Instructions to follow: Copy every line of the data that contains the string "FIFTH".

Collected data entries
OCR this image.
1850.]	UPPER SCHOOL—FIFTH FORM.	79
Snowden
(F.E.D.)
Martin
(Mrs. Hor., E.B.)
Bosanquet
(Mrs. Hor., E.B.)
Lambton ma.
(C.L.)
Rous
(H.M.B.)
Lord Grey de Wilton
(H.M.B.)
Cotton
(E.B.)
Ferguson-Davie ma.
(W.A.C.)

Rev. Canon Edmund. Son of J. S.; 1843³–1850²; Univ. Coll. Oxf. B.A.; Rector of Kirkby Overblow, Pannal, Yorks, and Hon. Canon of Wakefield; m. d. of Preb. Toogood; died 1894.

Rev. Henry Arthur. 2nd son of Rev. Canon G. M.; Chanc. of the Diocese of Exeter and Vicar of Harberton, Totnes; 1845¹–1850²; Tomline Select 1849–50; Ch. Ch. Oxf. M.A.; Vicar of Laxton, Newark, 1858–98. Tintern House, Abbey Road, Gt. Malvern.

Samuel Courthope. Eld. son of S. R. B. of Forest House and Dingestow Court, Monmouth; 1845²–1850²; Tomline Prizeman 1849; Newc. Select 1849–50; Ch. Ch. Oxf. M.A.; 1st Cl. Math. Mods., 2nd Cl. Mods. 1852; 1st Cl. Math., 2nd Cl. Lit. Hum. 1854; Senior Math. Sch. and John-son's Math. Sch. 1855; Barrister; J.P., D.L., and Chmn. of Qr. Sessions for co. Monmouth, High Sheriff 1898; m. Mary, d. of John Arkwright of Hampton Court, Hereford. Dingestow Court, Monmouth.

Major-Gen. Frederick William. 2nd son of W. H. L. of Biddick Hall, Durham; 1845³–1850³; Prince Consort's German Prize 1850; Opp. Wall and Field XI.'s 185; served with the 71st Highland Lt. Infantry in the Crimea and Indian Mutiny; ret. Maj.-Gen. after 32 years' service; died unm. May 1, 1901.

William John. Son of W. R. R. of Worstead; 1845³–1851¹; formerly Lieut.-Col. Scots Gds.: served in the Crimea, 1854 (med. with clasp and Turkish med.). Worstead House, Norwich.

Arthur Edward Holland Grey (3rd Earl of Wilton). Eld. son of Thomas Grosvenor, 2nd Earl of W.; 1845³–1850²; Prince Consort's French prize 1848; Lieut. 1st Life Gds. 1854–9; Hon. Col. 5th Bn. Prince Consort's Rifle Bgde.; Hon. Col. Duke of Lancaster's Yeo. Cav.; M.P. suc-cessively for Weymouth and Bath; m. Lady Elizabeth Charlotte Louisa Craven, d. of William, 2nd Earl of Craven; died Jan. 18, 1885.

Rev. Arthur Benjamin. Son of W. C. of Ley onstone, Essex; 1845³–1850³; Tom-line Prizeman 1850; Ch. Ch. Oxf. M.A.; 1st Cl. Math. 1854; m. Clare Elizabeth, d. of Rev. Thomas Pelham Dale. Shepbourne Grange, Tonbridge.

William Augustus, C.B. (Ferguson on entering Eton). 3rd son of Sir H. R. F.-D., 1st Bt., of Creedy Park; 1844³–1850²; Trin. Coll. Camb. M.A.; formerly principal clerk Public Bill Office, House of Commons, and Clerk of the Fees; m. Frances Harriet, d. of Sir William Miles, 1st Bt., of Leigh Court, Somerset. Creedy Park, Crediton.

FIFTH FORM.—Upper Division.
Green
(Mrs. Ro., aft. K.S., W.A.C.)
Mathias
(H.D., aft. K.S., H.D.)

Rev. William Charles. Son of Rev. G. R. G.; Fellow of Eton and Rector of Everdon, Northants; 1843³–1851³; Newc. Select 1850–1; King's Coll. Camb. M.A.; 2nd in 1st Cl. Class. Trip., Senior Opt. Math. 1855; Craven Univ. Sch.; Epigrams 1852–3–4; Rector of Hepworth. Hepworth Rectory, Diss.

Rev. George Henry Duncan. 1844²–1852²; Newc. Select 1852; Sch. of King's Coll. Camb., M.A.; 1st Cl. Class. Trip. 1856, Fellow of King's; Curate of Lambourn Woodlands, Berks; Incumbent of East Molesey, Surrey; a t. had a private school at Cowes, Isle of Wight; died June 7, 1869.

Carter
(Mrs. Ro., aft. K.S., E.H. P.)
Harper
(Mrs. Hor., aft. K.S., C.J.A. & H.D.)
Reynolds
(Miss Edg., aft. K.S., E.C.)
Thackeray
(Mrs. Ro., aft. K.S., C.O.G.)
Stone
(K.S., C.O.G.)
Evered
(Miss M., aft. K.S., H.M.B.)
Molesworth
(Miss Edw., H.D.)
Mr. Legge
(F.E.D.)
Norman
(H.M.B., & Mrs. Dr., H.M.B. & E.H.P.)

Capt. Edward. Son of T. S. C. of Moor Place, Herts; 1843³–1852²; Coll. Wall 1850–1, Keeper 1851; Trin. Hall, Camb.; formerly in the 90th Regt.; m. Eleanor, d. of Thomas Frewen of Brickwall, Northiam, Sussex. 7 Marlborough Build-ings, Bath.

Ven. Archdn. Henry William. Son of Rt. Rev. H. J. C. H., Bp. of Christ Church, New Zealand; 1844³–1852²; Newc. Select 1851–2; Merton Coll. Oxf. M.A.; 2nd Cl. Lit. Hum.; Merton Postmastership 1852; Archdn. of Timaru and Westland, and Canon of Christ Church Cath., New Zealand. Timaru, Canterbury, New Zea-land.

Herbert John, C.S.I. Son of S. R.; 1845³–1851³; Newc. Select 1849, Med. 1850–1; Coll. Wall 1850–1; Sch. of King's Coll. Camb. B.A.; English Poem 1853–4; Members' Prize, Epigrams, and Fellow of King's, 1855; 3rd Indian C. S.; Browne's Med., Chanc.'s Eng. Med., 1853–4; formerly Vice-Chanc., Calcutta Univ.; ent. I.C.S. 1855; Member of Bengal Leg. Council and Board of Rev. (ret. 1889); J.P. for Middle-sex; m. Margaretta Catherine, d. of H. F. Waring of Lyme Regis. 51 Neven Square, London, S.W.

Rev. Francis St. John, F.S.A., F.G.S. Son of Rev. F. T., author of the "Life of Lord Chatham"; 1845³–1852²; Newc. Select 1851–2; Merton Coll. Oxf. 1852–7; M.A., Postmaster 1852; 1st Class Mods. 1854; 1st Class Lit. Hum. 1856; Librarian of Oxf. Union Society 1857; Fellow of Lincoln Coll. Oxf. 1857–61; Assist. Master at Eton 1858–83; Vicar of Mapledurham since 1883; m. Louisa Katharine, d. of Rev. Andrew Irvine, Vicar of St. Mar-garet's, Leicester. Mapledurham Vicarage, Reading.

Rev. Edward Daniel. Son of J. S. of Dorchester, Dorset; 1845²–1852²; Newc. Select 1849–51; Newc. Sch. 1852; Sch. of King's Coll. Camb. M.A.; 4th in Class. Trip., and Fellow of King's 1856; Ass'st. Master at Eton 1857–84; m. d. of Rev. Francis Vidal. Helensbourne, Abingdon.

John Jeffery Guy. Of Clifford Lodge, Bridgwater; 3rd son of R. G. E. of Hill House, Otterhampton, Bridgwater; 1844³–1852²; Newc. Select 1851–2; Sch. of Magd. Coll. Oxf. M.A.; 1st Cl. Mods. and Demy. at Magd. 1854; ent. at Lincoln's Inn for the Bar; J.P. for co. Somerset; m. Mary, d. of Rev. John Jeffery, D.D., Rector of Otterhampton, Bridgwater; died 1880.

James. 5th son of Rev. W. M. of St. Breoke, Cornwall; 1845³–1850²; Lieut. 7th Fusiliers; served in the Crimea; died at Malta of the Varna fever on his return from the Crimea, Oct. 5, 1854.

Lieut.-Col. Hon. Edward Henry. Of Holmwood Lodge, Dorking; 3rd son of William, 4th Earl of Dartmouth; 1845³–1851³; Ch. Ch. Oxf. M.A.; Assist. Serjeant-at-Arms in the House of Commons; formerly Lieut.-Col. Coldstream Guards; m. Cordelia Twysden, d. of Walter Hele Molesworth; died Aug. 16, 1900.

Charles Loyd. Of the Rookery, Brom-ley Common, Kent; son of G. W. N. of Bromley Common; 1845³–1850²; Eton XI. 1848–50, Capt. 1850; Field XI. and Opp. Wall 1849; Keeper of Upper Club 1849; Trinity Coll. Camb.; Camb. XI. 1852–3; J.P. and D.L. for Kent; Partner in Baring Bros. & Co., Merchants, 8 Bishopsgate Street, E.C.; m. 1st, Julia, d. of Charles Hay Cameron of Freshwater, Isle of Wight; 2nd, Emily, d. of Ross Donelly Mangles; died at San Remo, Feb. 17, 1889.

Solution to the problem:
1850.]	UPPER SCHOOL—FIFTH FORM.	79
FIFTH FORM.—Upper Division.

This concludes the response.